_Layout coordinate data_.

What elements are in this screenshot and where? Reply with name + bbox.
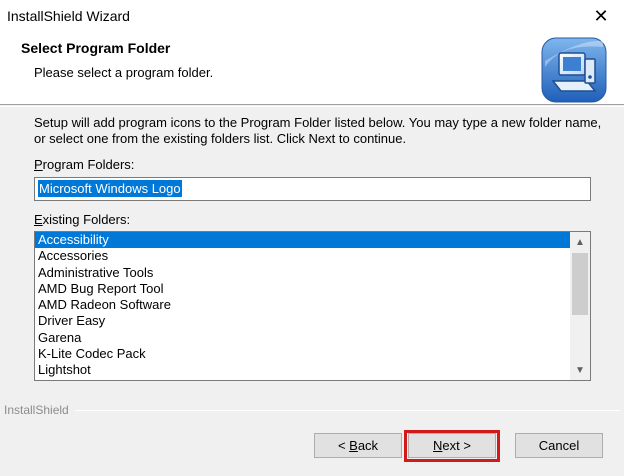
- brand-separator: InstallShield: [4, 403, 620, 417]
- brand-rule: [4, 410, 620, 411]
- back-button[interactable]: < Back: [314, 433, 402, 458]
- cancel-label: Cancel: [538, 438, 580, 453]
- program-folder-input[interactable]: Microsoft Windows Logo: [34, 177, 591, 201]
- list-item[interactable]: Accessories: [35, 248, 572, 264]
- next-button-highlight: [404, 430, 500, 462]
- list-item[interactable]: Lightshot: [35, 362, 572, 378]
- cancel-button[interactable]: Cancel: [515, 433, 603, 458]
- close-icon: ✕: [593, 6, 609, 26]
- existing-folders-list[interactable]: Accessibility Accessories Administrative T…: [34, 231, 591, 381]
- scroll-down-button[interactable]: ▼: [570, 360, 590, 380]
- header-divider: [0, 106, 624, 107]
- folder-items: Accessibility Accessories Administrative T…: [35, 232, 572, 379]
- list-scrollbar[interactable]: ▲ ▼: [570, 232, 590, 380]
- program-folders-label-text: rogram Folders:: [42, 157, 135, 172]
- existing-folders-label: Existing Folders:: [34, 212, 130, 227]
- wizard-header: Select Program Folder Please select a pr…: [0, 33, 624, 105]
- window-title: InstallShield Wizard: [7, 8, 130, 24]
- chevron-down-icon: ▼: [575, 364, 585, 376]
- list-item[interactable]: AMD Bug Report Tool: [35, 281, 572, 297]
- brand-label: InstallShield: [4, 403, 75, 417]
- page-title: Select Program Folder: [21, 40, 171, 56]
- list-item[interactable]: AMD Radeon Software: [35, 297, 572, 313]
- list-item[interactable]: K-Lite Codec Pack: [35, 346, 572, 362]
- computer-setup-icon: [541, 37, 607, 103]
- existing-folders-mnemonic: E: [34, 212, 43, 227]
- scroll-up-button[interactable]: ▲: [570, 232, 590, 252]
- scroll-thumb[interactable]: [572, 253, 588, 315]
- program-folders-mnemonic: P: [34, 157, 43, 172]
- back-prefix: <: [337, 438, 350, 453]
- list-item[interactable]: Administrative Tools: [35, 265, 572, 281]
- close-button[interactable]: ✕: [578, 0, 624, 33]
- list-item[interactable]: Driver Easy: [35, 313, 572, 329]
- chevron-up-icon: ▲: [575, 236, 585, 248]
- program-folders-label: Program Folders:: [34, 157, 134, 172]
- program-folder-value: Microsoft Windows Logo: [38, 180, 182, 197]
- instructions-text: Setup will add program icons to the Prog…: [34, 115, 602, 146]
- list-item[interactable]: Accessibility: [35, 232, 572, 249]
- existing-folders-label-text: xisting Folders:: [42, 212, 131, 227]
- title-bar: InstallShield Wizard ✕: [0, 0, 624, 33]
- back-mnemonic: B: [349, 438, 358, 453]
- list-item[interactable]: Garena: [35, 330, 572, 346]
- page-subtitle: Please select a program folder.: [34, 65, 214, 80]
- back-label: ack: [357, 438, 379, 453]
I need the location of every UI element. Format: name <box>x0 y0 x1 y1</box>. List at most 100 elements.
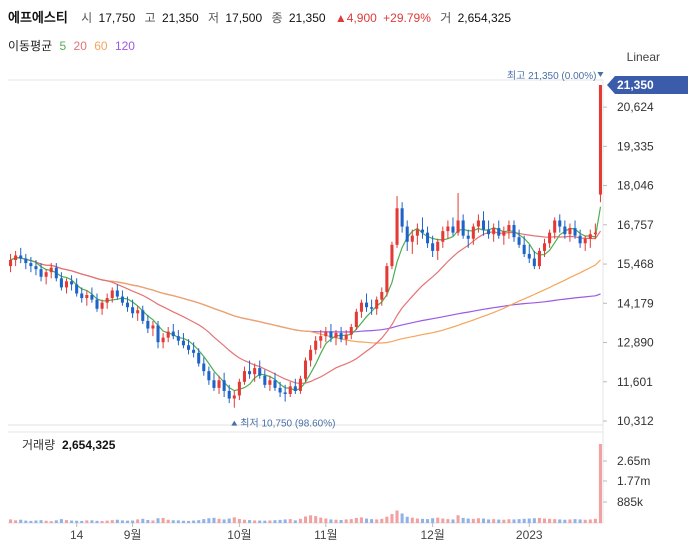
volume-bar <box>242 519 246 523</box>
price-chart[interactable]: 20,624 19,335 18,046 16,757 15,468 14,179 12,8… <box>0 0 692 555</box>
candle-body <box>502 231 506 236</box>
candle-body <box>100 302 104 309</box>
volume-bar <box>563 519 567 523</box>
volume-bar <box>100 521 104 523</box>
volume-bar <box>192 520 196 523</box>
volume-bar <box>451 519 455 523</box>
candle-body <box>75 284 79 294</box>
volume-bar <box>95 520 99 523</box>
candle-body <box>588 234 592 239</box>
volume-bar <box>131 520 135 523</box>
volume-bar <box>324 518 328 523</box>
volume-bar <box>446 519 450 523</box>
candle-body <box>349 327 353 335</box>
candle-body <box>105 298 109 303</box>
candle-body <box>59 278 63 288</box>
candle-body <box>365 302 369 308</box>
volume-bar <box>456 515 460 523</box>
price-tick-label: 19,335 <box>617 139 654 153</box>
volume-bar <box>151 520 155 523</box>
candle-body <box>548 232 552 244</box>
volume-bar <box>64 520 69 523</box>
volume-bar <box>278 519 282 523</box>
candle-body <box>476 220 480 227</box>
price-tick-label: 15,468 <box>617 257 654 271</box>
candle-body <box>283 392 287 394</box>
volume-bar <box>105 520 109 523</box>
candle-body <box>136 310 140 314</box>
candle-body <box>553 220 557 233</box>
volume-bar <box>59 519 63 523</box>
volume-bar <box>441 518 445 523</box>
volume-bar <box>588 519 592 523</box>
candle-body <box>375 299 379 309</box>
x-tick-label: 12월 <box>420 528 444 542</box>
volume-bar <box>395 510 399 523</box>
x-tick-label: 9월 <box>124 528 142 542</box>
volume-bar <box>476 518 480 523</box>
volume-bar <box>217 518 221 523</box>
candle-body <box>380 291 384 300</box>
candle-body <box>334 333 338 338</box>
volume-bar <box>420 518 424 523</box>
volume-bar <box>578 519 582 523</box>
volume-bar <box>9 519 13 523</box>
volume-bar <box>598 444 602 523</box>
candle-body <box>507 225 511 232</box>
volume-bar <box>349 519 353 523</box>
candle-body <box>70 281 74 285</box>
candle-body <box>298 378 302 391</box>
volume-bar <box>181 520 185 523</box>
candle-body <box>324 331 328 337</box>
candle-body <box>456 220 460 233</box>
candle-body <box>573 228 577 236</box>
volume-bar <box>248 520 252 523</box>
candle-body <box>466 235 470 239</box>
volume-bar <box>222 519 226 523</box>
candle-body <box>49 267 53 273</box>
volume-bar <box>410 517 414 523</box>
volume-bar <box>385 516 389 523</box>
volume-bar <box>80 520 84 523</box>
candle-body <box>288 386 292 394</box>
volume-bar <box>110 520 114 523</box>
volume-bar <box>492 519 496 523</box>
candle-body <box>197 352 201 364</box>
volume-bar <box>283 519 287 523</box>
candle-body <box>29 263 33 267</box>
candle-body <box>517 237 521 245</box>
volume-bar <box>573 519 577 523</box>
volume-bar <box>85 520 89 523</box>
volume-bar <box>258 520 262 523</box>
volume-tick-label: 1.77m <box>617 474 650 488</box>
x-tick-label: 10월 <box>227 528 251 542</box>
candle-body <box>436 241 440 251</box>
volume-bar <box>542 518 547 523</box>
volume-bar <box>553 519 557 523</box>
candle-body <box>441 231 445 242</box>
price-tick-label: 14,179 <box>617 296 654 310</box>
candle-body <box>207 371 211 381</box>
candle-body <box>278 387 282 393</box>
candle-body <box>598 85 602 195</box>
high-marker-arrow <box>597 72 604 77</box>
volume-bar <box>19 519 23 523</box>
candle-body <box>370 307 374 309</box>
volume-bar <box>400 513 404 523</box>
candle-body <box>237 381 241 396</box>
volume-bar <box>471 518 475 523</box>
volume-bar <box>344 519 348 523</box>
volume-bar <box>161 517 165 523</box>
candle-body <box>120 296 124 303</box>
volume-bar <box>263 520 267 523</box>
volume-bar <box>537 517 541 523</box>
candle-body <box>161 337 165 343</box>
candle-body <box>54 267 58 279</box>
volume-bar <box>502 519 506 523</box>
volume-bar <box>319 517 323 523</box>
volume-bar <box>390 514 394 523</box>
candle-body <box>395 208 399 245</box>
x-tick-label: 14 <box>70 528 84 542</box>
candle-body <box>593 232 597 235</box>
volume-bar <box>497 519 501 523</box>
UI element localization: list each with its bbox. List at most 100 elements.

_REQUIREMENTS_.
Pull out every line of the data above, character for character, and leave the pictures out of your answer.

_SOLVED PROBLEM_.
What elements are in this screenshot and where? Reply with name + bbox.
- brand-separator: InstallShield: [4, 403, 620, 417]
- brand-rule: [4, 410, 620, 411]
- back-button[interactable]: < Back: [314, 433, 402, 458]
- cancel-label: Cancel: [538, 438, 580, 453]
- program-folder-input[interactable]: Microsoft Windows Logo: [34, 177, 591, 201]
- list-item[interactable]: Accessories: [35, 248, 572, 264]
- next-button-highlight: [404, 430, 500, 462]
- list-item[interactable]: Lightshot: [35, 362, 572, 378]
- cancel-button[interactable]: Cancel: [515, 433, 603, 458]
- close-icon: ✕: [593, 6, 609, 26]
- existing-folders-list[interactable]: Accessibility Accessories Administrative T…: [34, 231, 591, 381]
- scroll-down-button[interactable]: ▼: [570, 360, 590, 380]
- header-divider: [0, 106, 624, 107]
- folder-items: Accessibility Accessories Administrative T…: [35, 232, 572, 379]
- list-scrollbar[interactable]: ▲ ▼: [570, 232, 590, 380]
- program-folders-label-text: rogram Folders:: [42, 157, 135, 172]
- existing-folders-label: Existing Folders:: [34, 212, 130, 227]
- wizard-header: Select Program Folder Please select a pr…: [0, 33, 624, 105]
- window-title: InstallShield Wizard: [7, 8, 130, 24]
- chevron-down-icon: ▼: [575, 364, 585, 376]
- list-item[interactable]: AMD Bug Report Tool: [35, 281, 572, 297]
- brand-label: InstallShield: [4, 403, 75, 417]
- page-title: Select Program Folder: [21, 40, 171, 56]
- list-item[interactable]: AMD Radeon Software: [35, 297, 572, 313]
- list-item[interactable]: K-Lite Codec Pack: [35, 346, 572, 362]
- computer-setup-icon: [541, 37, 607, 103]
- existing-folders-mnemonic: E: [34, 212, 43, 227]
- scroll-up-button[interactable]: ▲: [570, 232, 590, 252]
- scroll-thumb[interactable]: [572, 253, 588, 315]
- program-folders-mnemonic: P: [34, 157, 43, 172]
- back-prefix: <: [337, 438, 350, 453]
- list-item[interactable]: Administrative Tools: [35, 265, 572, 281]
- close-button[interactable]: ✕: [578, 0, 624, 33]
- list-item[interactable]: Driver Easy: [35, 313, 572, 329]
- chevron-up-icon: ▲: [575, 236, 585, 248]
- program-folders-label: Program Folders:: [34, 157, 134, 172]
- program-folder-value: Microsoft Windows Logo: [38, 180, 182, 197]
- instructions-text: Setup will add program icons to the Prog…: [34, 115, 602, 146]
- list-item[interactable]: Accessibility: [35, 232, 572, 249]
- existing-folders-label-text: xisting Folders:: [42, 212, 131, 227]
- title-bar: InstallShield Wizard ✕: [0, 0, 624, 33]
- back-mnemonic: B: [349, 438, 358, 453]
- list-item[interactable]: Garena: [35, 330, 572, 346]
- page-subtitle: Please select a program folder.: [34, 65, 214, 80]
- back-label: ack: [357, 438, 379, 453]
I need the location of every UI element. Format: name <box>x0 y0 x1 y1</box>. List at most 100 elements.
volume-bar <box>242 519 246 523</box>
price-chart[interactable]: 20,624 19,335 18,046 16,757 15,468 14,179 12,8… <box>0 0 692 555</box>
candle-body <box>502 231 506 236</box>
candle-body <box>100 302 104 309</box>
volume-bar <box>563 519 567 523</box>
volume-bar <box>100 521 104 523</box>
volume-bar <box>192 520 196 523</box>
volume-bar <box>451 519 455 523</box>
candle-body <box>75 284 79 294</box>
volume-bar <box>95 520 99 523</box>
candle-body <box>588 234 592 239</box>
volume-bar <box>131 520 135 523</box>
volume-bar <box>324 518 328 523</box>
volume-bar <box>446 519 450 523</box>
candle-body <box>349 327 353 335</box>
candle-body <box>105 298 109 303</box>
candle-body <box>59 278 63 288</box>
candle-body <box>365 302 369 308</box>
volume-bar <box>456 515 460 523</box>
price-tick-label: 19,335 <box>617 139 654 153</box>
volume-bar <box>151 520 155 523</box>
candle-body <box>548 232 552 244</box>
volume-bar <box>64 520 69 523</box>
volume-bar <box>278 519 282 523</box>
candle-body <box>476 220 480 227</box>
price-tick-label: 15,468 <box>617 257 654 271</box>
candle-body <box>283 392 287 394</box>
volume-bar <box>105 520 109 523</box>
candle-body <box>136 310 140 314</box>
candle-body <box>553 220 557 233</box>
volume-bar <box>59 519 63 523</box>
volume-bar <box>441 518 445 523</box>
volume-bar <box>588 519 592 523</box>
candle-body <box>375 299 379 309</box>
x-tick-label: 12월 <box>420 528 444 542</box>
volume-bar <box>395 510 399 523</box>
x-tick-label: 9월 <box>124 528 142 542</box>
volume-bar <box>476 518 480 523</box>
volume-bar <box>217 518 221 523</box>
candle-body <box>380 291 384 300</box>
candle-body <box>334 333 338 338</box>
volume-bar <box>420 518 424 523</box>
volume-bar <box>578 519 582 523</box>
volume-bar <box>9 519 13 523</box>
volume-bar <box>598 444 602 523</box>
candle-body <box>507 225 511 232</box>
volume-bar <box>349 519 353 523</box>
candle-body <box>70 281 74 285</box>
candle-body <box>298 378 302 391</box>
volume-bar <box>181 520 185 523</box>
candle-body <box>324 331 328 337</box>
candle-body <box>456 220 460 233</box>
candle-body <box>573 228 577 236</box>
volume-bar <box>248 520 252 523</box>
candle-body <box>466 235 470 239</box>
volume-bar <box>222 519 226 523</box>
candle-body <box>49 267 53 273</box>
volume-bar <box>410 517 414 523</box>
volume-bar <box>385 516 389 523</box>
volume-bar <box>80 520 84 523</box>
candle-body <box>288 386 292 394</box>
volume-bar <box>110 520 114 523</box>
volume-bar <box>492 519 496 523</box>
candle-body <box>197 352 201 364</box>
volume-bar <box>283 519 287 523</box>
candle-body <box>29 263 33 267</box>
candle-body <box>517 237 521 245</box>
volume-bar <box>573 519 577 523</box>
volume-bar <box>85 520 89 523</box>
volume-bar <box>258 520 262 523</box>
volume-tick-label: 1.77m <box>617 474 650 488</box>
x-tick-label: 10월 <box>227 528 251 542</box>
candle-body <box>436 241 440 251</box>
volume-bar <box>542 518 547 523</box>
volume-bar <box>553 519 557 523</box>
candle-body <box>441 231 445 242</box>
price-tick-label: 14,179 <box>617 296 654 310</box>
candle-body <box>207 371 211 381</box>
candle-body <box>278 387 282 393</box>
candle-body <box>598 85 602 195</box>
high-marker-arrow <box>597 72 604 77</box>
volume-bar <box>19 519 23 523</box>
candle-body <box>370 307 374 309</box>
volume-bar <box>400 513 404 523</box>
candle-body <box>237 381 241 396</box>
volume-bar <box>471 518 475 523</box>
volume-bar <box>344 519 348 523</box>
volume-bar <box>161 517 165 523</box>
candle-body <box>120 296 124 303</box>
volume-bar <box>263 520 267 523</box>
volume-bar <box>537 517 541 523</box>
candle-body <box>161 337 165 343</box>
candle-body <box>54 267 58 279</box>
volume-bar <box>502 519 506 523</box>
volume-bar <box>319 517 323 523</box>
volume-bar <box>390 514 394 523</box>
candle-body <box>395 208 399 245</box>
x-tick-label: 14 <box>70 528 84 542</box>
candle-body <box>593 232 597 235</box>
volume-bar <box>497 519 501 523</box>
UI element localization: list each with its bbox. List at most 100 elements.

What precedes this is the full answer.